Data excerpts
╭──
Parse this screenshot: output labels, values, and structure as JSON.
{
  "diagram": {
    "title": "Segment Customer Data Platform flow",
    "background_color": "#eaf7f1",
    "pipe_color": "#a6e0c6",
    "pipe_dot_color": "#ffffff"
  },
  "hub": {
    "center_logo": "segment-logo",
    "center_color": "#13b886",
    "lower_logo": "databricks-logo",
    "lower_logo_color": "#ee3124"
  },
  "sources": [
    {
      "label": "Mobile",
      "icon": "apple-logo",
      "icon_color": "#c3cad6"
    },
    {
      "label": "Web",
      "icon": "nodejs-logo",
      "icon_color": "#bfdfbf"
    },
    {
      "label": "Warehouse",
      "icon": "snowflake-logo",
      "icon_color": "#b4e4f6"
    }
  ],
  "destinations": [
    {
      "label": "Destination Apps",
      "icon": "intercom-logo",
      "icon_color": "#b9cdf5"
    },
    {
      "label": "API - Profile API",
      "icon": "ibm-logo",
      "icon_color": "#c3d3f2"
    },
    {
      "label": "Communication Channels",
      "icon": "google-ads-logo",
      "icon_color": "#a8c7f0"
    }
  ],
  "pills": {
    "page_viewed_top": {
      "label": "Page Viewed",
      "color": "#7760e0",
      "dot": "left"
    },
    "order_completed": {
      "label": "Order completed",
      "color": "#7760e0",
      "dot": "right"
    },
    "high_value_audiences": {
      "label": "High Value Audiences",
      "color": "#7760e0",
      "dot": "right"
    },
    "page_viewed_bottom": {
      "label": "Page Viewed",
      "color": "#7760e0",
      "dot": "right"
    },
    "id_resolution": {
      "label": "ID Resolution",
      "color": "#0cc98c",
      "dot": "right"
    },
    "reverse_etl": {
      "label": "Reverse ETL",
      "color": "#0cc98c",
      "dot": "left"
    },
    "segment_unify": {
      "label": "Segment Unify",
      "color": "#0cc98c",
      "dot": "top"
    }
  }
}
╰──
**Objective**
Set down each entry again, unchanged.

**Solved exercise**
Parse this screenshot: output labels, values, and structure as JSON.
{
  "diagram": {
    "title": "Segment Customer Data Platform flow",
    "background_color": "#eaf7f1",
    "pipe_color": "#a6e0c6",
    "pipe_dot_color": "#ffffff"
  },
  "hub": {
    "center_logo": "segment-logo",
    "center_color": "#13b886",
    "lower_logo": "databricks-logo",
    "lower_logo_color": "#ee3124"
  },
  "sources": [
    {
      "label": "Mobile",
      "icon": "apple-logo",
      "icon_color": "#c3cad6"
    },
    {
      "label": "Web",
      "icon": "nodejs-logo",
      "icon_color": "#bfdfbf"
    },
    {
      "label": "Warehouse",
      "icon": "snowflake-logo",
      "icon_color": "#b4e4f6"
    }
  ],
  "destinations": [
    {
      "label": "Destination Apps",
      "icon": "intercom-logo",
      "icon_color": "#b9cdf5"
    },
    {
      "label": "API - Profile API",
      "icon": "ibm-logo",
      "icon_color": "#c3d3f2"
    },
    {
      "label": "Communication Channels",
      "icon": "google-ads-logo",
      "icon_color": "#a8c7f0"
    }
  ],
  "pills": {
    "page_viewed_top": {
      "label": "Page Viewed",
      "color": "#7760e0",
      "dot": "left"
    },
    "order_completed": {
      "label": "Order completed",
      "color": "#7760e0",
      "dot": "right"
    },
    "high_value_audiences": {
      "label": "High Value Audiences",
      "color": "#7760e0",
      "dot": "right"
    },
    "page_viewed_bottom": {
      "label": "Page Viewed",
      "color": "#7760e0",
      "dot": "right"
    },
    "id_resolution": {
      "label": "ID Resolution",
      "color": "#0cc98c",
      "dot": "right"
    },
    "reverse_etl": {
      "label": "Reverse ETL",
      "color": "#0cc98c",
      "dot": "left"
    },
    "segment_unify": {
      "label": "Segment Unify",
      "color": "#0cc98c",
      "dot": "top"
    }
  }
}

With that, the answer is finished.